== The task ==
Extract every line of the listing below and reproduce each one verbatim.

== Provided records ==
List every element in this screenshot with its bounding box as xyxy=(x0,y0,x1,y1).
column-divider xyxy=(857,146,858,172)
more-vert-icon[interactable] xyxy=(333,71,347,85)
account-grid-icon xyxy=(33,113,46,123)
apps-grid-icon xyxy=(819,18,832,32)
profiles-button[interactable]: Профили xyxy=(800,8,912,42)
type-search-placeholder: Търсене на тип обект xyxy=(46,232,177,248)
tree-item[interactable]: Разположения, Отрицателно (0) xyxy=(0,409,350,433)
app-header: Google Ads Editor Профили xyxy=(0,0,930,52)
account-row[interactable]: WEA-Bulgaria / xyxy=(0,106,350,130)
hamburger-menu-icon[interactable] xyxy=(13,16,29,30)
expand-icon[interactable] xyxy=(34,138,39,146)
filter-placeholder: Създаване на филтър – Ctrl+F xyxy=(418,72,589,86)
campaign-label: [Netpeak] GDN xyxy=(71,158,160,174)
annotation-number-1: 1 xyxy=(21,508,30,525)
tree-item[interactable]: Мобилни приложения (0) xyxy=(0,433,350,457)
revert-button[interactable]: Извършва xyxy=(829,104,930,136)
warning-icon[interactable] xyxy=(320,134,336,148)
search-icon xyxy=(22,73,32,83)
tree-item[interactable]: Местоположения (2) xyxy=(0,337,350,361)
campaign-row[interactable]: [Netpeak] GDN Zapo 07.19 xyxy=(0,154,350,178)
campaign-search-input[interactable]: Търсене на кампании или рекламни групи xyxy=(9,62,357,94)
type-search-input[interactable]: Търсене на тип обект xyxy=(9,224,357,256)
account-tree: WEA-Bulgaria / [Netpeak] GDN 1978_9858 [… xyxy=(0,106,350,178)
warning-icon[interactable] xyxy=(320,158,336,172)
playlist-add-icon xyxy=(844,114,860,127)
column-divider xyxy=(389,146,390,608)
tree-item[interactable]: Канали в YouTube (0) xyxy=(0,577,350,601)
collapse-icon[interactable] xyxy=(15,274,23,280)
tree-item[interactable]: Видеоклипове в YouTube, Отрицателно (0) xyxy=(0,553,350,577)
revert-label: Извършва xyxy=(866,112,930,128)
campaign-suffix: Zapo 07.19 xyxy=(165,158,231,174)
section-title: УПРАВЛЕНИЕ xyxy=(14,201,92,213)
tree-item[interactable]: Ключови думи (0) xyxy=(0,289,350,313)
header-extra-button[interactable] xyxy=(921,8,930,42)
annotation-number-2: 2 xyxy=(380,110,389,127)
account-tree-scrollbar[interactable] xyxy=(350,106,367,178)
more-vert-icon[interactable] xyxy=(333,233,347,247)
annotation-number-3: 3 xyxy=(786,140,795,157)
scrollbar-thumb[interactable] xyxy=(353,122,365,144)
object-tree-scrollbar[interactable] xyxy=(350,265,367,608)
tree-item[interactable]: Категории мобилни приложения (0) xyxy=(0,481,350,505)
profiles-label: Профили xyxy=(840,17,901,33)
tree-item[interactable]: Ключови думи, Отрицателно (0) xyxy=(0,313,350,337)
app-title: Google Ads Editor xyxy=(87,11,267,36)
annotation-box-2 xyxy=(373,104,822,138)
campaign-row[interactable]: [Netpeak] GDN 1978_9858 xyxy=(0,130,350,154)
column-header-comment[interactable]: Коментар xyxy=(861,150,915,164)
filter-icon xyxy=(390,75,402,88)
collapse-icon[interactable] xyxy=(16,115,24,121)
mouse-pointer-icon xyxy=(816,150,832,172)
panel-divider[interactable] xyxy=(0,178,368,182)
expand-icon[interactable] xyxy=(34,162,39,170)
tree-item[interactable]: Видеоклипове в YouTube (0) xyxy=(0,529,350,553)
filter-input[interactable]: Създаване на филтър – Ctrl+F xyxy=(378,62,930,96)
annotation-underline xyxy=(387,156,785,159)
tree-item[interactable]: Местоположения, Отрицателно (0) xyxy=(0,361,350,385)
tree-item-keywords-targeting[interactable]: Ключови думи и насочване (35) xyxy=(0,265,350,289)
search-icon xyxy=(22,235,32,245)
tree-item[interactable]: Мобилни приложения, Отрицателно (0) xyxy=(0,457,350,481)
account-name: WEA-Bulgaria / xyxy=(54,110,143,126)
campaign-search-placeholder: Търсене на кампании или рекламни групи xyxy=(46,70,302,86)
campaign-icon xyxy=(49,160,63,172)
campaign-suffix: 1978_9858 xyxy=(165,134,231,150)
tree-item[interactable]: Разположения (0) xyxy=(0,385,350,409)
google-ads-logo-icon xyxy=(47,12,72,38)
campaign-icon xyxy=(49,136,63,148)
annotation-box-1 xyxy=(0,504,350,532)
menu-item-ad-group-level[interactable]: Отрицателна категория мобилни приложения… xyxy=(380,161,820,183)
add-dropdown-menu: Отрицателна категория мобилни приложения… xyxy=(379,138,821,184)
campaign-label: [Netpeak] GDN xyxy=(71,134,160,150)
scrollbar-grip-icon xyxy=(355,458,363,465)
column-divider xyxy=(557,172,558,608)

== Solved problem ==
List every element in this screenshot with its bounding box as xyxy=(x0,y0,x1,y1).
column-divider xyxy=(857,146,858,172)
more-vert-icon[interactable] xyxy=(333,71,347,85)
account-grid-icon xyxy=(33,113,46,123)
apps-grid-icon xyxy=(819,18,832,32)
profiles-button[interactable]: Профили xyxy=(800,8,912,42)
type-search-placeholder: Търсене на тип обект xyxy=(46,232,177,248)
tree-item[interactable]: Разположения, Отрицателно (0) xyxy=(0,409,350,433)
app-header: Google Ads Editor Профили xyxy=(0,0,930,52)
account-row[interactable]: WEA-Bulgaria / xyxy=(0,106,350,130)
hamburger-menu-icon[interactable] xyxy=(13,16,29,30)
expand-icon[interactable] xyxy=(34,138,39,146)
filter-placeholder: Създаване на филтър – Ctrl+F xyxy=(418,72,589,86)
campaign-label: [Netpeak] GDN xyxy=(71,158,160,174)
annotation-number-1: 1 xyxy=(21,508,30,525)
tree-item[interactable]: Мобилни приложения (0) xyxy=(0,433,350,457)
revert-button[interactable]: Извършва xyxy=(829,104,930,136)
warning-icon[interactable] xyxy=(320,134,336,148)
search-icon xyxy=(22,73,32,83)
tree-item[interactable]: Местоположения (2) xyxy=(0,337,350,361)
campaign-row[interactable]: [Netpeak] GDN Zapo 07.19 xyxy=(0,154,350,178)
campaign-search-input[interactable]: Търсене на кампании или рекламни групи xyxy=(9,62,357,94)
type-search-input[interactable]: Търсене на тип обект xyxy=(9,224,357,256)
account-tree: WEA-Bulgaria / [Netpeak] GDN 1978_9858 [… xyxy=(0,106,350,178)
warning-icon[interactable] xyxy=(320,158,336,172)
playlist-add-icon xyxy=(844,114,860,127)
column-divider xyxy=(389,146,390,608)
tree-item[interactable]: Канали в YouTube (0) xyxy=(0,577,350,601)
collapse-icon[interactable] xyxy=(15,274,23,280)
tree-item[interactable]: Видеоклипове в YouTube, Отрицателно (0) xyxy=(0,553,350,577)
revert-label: Извършва xyxy=(866,112,930,128)
campaign-suffix: Zapo 07.19 xyxy=(165,158,231,174)
section-title: УПРАВЛЕНИЕ xyxy=(14,201,92,213)
tree-item[interactable]: Ключови думи (0) xyxy=(0,289,350,313)
header-extra-button[interactable] xyxy=(921,8,930,42)
annotation-number-2: 2 xyxy=(380,110,389,127)
account-tree-scrollbar[interactable] xyxy=(350,106,367,178)
more-vert-icon[interactable] xyxy=(333,233,347,247)
annotation-number-3: 3 xyxy=(786,140,795,157)
scrollbar-thumb[interactable] xyxy=(353,122,365,144)
object-tree-scrollbar[interactable] xyxy=(350,265,367,608)
tree-item[interactable]: Категории мобилни приложения (0) xyxy=(0,481,350,505)
profiles-label: Профили xyxy=(840,17,901,33)
tree-item[interactable]: Ключови думи, Отрицателно (0) xyxy=(0,313,350,337)
app-title: Google Ads Editor xyxy=(87,11,267,36)
annotation-box-2 xyxy=(373,104,822,138)
campaign-row[interactable]: [Netpeak] GDN 1978_9858 xyxy=(0,130,350,154)
column-header-comment[interactable]: Коментар xyxy=(861,150,915,164)
filter-icon xyxy=(390,75,402,88)
collapse-icon[interactable] xyxy=(16,115,24,121)
mouse-pointer-icon xyxy=(816,150,832,172)
panel-divider[interactable] xyxy=(0,178,368,182)
expand-icon[interactable] xyxy=(34,162,39,170)
tree-item[interactable]: Видеоклипове в YouTube (0) xyxy=(0,529,350,553)
filter-input[interactable]: Създаване на филтър – Ctrl+F xyxy=(378,62,930,96)
annotation-underline xyxy=(387,156,785,159)
tree-item[interactable]: Местоположения, Отрицателно (0) xyxy=(0,361,350,385)
tree-item-keywords-targeting[interactable]: Ключови думи и насочване (35) xyxy=(0,265,350,289)
search-icon xyxy=(22,235,32,245)
tree-item[interactable]: Мобилни приложения, Отрицателно (0) xyxy=(0,457,350,481)
account-name: WEA-Bulgaria / xyxy=(54,110,143,126)
campaign-search-placeholder: Търсене на кампании или рекламни групи xyxy=(46,70,302,86)
campaign-icon xyxy=(49,160,63,172)
campaign-suffix: 1978_9858 xyxy=(165,134,231,150)
tree-item[interactable]: Разположения (0) xyxy=(0,385,350,409)
google-ads-logo-icon xyxy=(47,12,72,38)
campaign-icon xyxy=(49,136,63,148)
annotation-box-1 xyxy=(0,504,350,532)
menu-item-ad-group-level[interactable]: Отрицателна категория мобилни приложения… xyxy=(380,161,820,183)
add-dropdown-menu: Отрицателна категория мобилни приложения… xyxy=(379,138,821,184)
campaign-label: [Netpeak] GDN xyxy=(71,134,160,150)
scrollbar-grip-icon xyxy=(355,458,363,465)
column-divider xyxy=(557,172,558,608)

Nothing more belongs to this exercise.